Stated problem:
Collect from the data below each line with "موضوع".

[Collection entries]
━━━━━━━━━━━━━━━━━━━━

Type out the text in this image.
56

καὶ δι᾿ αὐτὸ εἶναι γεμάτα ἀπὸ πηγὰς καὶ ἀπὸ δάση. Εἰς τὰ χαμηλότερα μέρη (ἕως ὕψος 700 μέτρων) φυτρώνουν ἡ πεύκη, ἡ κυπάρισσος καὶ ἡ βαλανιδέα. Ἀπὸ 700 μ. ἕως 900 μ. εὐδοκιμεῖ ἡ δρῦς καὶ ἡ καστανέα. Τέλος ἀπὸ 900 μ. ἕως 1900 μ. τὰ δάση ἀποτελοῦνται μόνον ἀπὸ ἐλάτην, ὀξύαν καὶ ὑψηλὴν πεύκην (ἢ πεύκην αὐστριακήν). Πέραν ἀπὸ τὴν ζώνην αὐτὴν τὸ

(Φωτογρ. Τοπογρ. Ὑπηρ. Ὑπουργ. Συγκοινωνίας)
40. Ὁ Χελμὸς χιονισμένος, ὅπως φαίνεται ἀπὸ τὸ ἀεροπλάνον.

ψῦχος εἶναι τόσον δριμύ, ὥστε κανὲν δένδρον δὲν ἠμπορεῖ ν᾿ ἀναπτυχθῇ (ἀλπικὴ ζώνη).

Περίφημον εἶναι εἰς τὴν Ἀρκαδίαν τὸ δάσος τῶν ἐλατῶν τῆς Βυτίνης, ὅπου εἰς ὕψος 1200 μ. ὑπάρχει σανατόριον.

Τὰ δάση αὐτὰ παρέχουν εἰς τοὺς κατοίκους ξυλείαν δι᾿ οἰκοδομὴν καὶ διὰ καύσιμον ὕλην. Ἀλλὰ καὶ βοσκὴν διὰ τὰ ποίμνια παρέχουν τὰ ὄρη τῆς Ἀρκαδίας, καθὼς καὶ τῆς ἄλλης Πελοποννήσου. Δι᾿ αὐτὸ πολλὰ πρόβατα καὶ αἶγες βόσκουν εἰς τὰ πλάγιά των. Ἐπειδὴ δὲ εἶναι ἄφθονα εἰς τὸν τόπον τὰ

━━━━━━━━━━━━━━━━━━━━

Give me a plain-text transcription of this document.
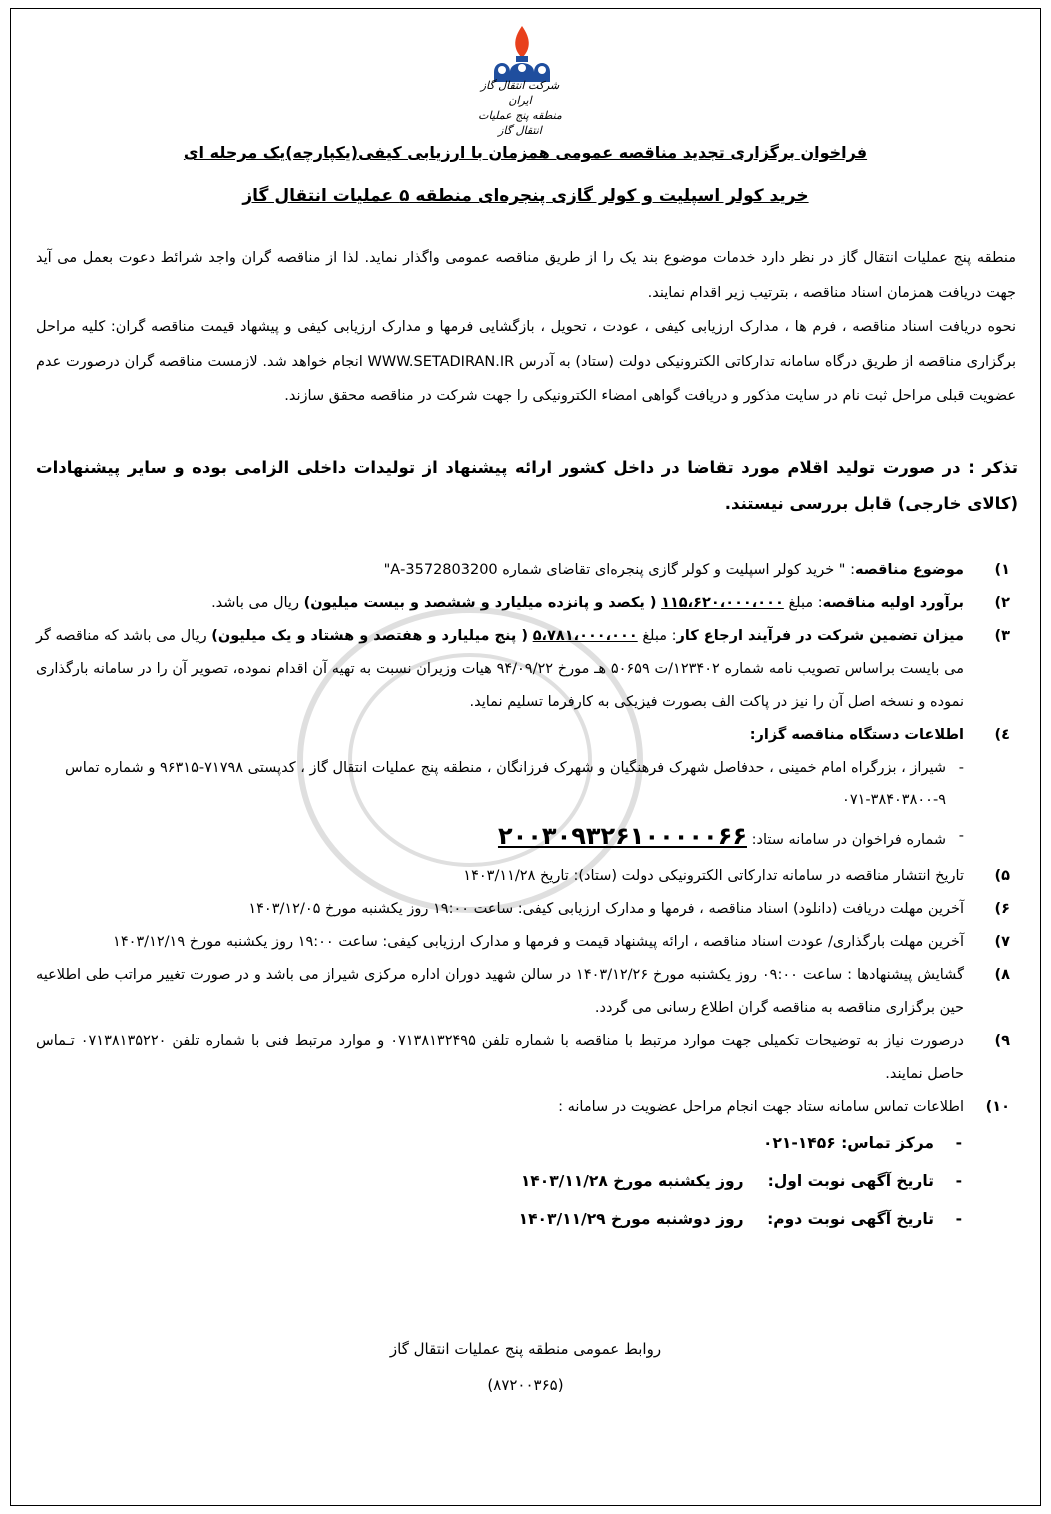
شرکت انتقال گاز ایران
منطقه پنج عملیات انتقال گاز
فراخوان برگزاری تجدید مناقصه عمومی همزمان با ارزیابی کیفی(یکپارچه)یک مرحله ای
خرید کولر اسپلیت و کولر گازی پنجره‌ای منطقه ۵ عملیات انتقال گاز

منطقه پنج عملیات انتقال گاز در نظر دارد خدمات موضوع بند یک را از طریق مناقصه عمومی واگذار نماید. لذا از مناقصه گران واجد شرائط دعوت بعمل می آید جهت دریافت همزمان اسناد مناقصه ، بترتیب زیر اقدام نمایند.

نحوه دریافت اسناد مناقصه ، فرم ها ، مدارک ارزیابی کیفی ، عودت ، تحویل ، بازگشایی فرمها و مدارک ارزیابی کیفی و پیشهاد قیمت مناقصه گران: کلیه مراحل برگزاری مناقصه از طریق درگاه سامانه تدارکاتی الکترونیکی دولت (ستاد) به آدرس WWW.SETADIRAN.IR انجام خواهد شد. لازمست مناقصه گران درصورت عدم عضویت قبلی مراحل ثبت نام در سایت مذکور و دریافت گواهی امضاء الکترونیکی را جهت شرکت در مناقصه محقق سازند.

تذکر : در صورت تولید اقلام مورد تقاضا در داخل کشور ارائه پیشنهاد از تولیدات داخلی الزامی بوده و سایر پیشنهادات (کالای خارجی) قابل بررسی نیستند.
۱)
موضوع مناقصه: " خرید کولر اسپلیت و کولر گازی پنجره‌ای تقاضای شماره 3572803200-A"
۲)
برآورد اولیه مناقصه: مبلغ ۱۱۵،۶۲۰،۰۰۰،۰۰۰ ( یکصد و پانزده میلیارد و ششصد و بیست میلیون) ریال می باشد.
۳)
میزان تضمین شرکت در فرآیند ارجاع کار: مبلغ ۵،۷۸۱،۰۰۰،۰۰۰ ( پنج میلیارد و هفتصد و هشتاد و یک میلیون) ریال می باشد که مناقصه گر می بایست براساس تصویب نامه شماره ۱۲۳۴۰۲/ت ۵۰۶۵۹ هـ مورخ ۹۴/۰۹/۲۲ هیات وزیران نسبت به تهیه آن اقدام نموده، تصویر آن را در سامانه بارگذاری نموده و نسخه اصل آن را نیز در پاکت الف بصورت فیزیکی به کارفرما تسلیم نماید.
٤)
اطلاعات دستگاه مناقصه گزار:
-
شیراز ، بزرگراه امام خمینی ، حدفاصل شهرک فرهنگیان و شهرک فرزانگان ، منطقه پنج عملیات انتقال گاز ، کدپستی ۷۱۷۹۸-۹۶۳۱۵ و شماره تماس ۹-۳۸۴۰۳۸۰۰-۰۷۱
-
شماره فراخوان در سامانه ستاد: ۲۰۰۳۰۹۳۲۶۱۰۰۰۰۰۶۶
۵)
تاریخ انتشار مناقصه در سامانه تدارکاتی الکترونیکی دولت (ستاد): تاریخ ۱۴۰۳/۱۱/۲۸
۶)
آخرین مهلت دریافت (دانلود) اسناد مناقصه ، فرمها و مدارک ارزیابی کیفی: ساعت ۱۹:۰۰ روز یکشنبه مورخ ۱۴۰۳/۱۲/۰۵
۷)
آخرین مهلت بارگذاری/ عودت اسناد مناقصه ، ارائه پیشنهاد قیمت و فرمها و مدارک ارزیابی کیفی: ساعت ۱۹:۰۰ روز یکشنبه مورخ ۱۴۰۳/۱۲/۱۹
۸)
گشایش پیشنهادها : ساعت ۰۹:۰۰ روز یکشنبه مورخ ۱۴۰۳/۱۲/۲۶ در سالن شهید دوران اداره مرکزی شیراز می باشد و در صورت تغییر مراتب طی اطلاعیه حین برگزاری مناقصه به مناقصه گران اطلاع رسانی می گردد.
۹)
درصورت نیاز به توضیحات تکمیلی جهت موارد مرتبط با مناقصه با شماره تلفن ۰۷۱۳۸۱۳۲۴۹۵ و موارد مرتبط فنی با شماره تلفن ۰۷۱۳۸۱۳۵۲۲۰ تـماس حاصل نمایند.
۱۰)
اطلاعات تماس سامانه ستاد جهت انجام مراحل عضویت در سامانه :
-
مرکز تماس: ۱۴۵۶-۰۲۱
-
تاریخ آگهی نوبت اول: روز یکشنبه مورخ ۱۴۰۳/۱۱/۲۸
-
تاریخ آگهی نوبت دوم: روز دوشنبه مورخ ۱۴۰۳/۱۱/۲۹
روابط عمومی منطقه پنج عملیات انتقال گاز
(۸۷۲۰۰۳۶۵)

━━━━━━━━━━━━━━━━━━━━

Exercise solution:
منطقه پنج عملیات انتقال گاز در نظر دارد خدمات موضوع بند یک را از طریق مناقصه عمومی واگذار نماید. لذا از مناقصه گران واجد شرائط دعوت بعمل می آید جهت دریافت همزمان اسناد مناقصه ، بترتیب زیر اقدام نمایند.
موضوع مناقصه: " خرید کولر اسپلیت و کولر گازی پنجره‌ای تقاضای شماره 3572803200-A"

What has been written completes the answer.